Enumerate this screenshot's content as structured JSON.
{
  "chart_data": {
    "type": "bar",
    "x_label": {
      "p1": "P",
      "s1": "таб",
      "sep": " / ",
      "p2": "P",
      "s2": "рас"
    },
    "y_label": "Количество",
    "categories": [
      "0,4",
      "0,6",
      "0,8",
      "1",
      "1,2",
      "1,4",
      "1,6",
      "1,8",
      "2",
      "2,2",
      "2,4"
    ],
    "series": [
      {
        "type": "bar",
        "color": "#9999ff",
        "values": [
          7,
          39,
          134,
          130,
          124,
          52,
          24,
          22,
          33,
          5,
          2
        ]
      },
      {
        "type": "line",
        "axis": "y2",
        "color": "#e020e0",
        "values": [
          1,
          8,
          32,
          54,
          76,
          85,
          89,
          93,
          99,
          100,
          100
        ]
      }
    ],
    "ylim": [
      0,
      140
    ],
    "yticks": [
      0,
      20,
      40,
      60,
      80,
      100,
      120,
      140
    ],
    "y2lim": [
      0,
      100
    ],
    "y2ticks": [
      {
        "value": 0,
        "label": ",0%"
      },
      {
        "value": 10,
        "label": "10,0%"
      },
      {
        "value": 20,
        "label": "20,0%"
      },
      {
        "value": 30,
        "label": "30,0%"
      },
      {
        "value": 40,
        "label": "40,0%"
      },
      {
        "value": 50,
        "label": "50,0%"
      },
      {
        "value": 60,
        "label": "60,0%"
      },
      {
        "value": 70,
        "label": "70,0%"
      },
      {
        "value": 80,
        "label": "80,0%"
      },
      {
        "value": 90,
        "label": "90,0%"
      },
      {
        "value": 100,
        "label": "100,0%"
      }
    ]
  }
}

####################

__WHAT YOU SHOULD DO__: The entries above should be repeated exactly, every one of them.

__RESPONSE BELOW__:
Enumerate this screenshot's content as structured JSON.
{
  "chart_data": {
    "type": "bar",
    "x_label": {
      "p1": "P",
      "s1": "таб",
      "sep": " / ",
      "p2": "P",
      "s2": "рас"
    },
    "y_label": "Количество",
    "categories": [
      "0,4",
      "0,6",
      "0,8",
      "1",
      "1,2",
      "1,4",
      "1,6",
      "1,8",
      "2",
      "2,2",
      "2,4"
    ],
    "series": [
      {
        "type": "bar",
        "color": "#9999ff",
        "values": [
          7,
          39,
          134,
          130,
          124,
          52,
          24,
          22,
          33,
          5,
          2
        ]
      },
      {
        "type": "line",
        "axis": "y2",
        "color": "#e020e0",
        "values": [
          1,
          8,
          32,
          54,
          76,
          85,
          89,
          93,
          99,
          100,
          100
        ]
      }
    ],
    "ylim": [
      0,
      140
    ],
    "yticks": [
      0,
      20,
      40,
      60,
      80,
      100,
      120,
      140
    ],
    "y2lim": [
      0,
      100
    ],
    "y2ticks": [
      {
        "value": 0,
        "label": ",0%"
      },
      {
        "value": 10,
        "label": "10,0%"
      },
      {
        "value": 20,
        "label": "20,0%"
      },
      {
        "value": 30,
        "label": "30,0%"
      },
      {
        "value": 40,
        "label": "40,0%"
      },
      {
        "value": 50,
        "label": "50,0%"
      },
      {
        "value": 60,
        "label": "60,0%"
      },
      {
        "value": 70,
        "label": "70,0%"
      },
      {
        "value": 80,
        "label": "80,0%"
      },
      {
        "value": 90,
        "label": "90,0%"
      },
      {
        "value": 100,
        "label": "100,0%"
      }
    ]
  }
}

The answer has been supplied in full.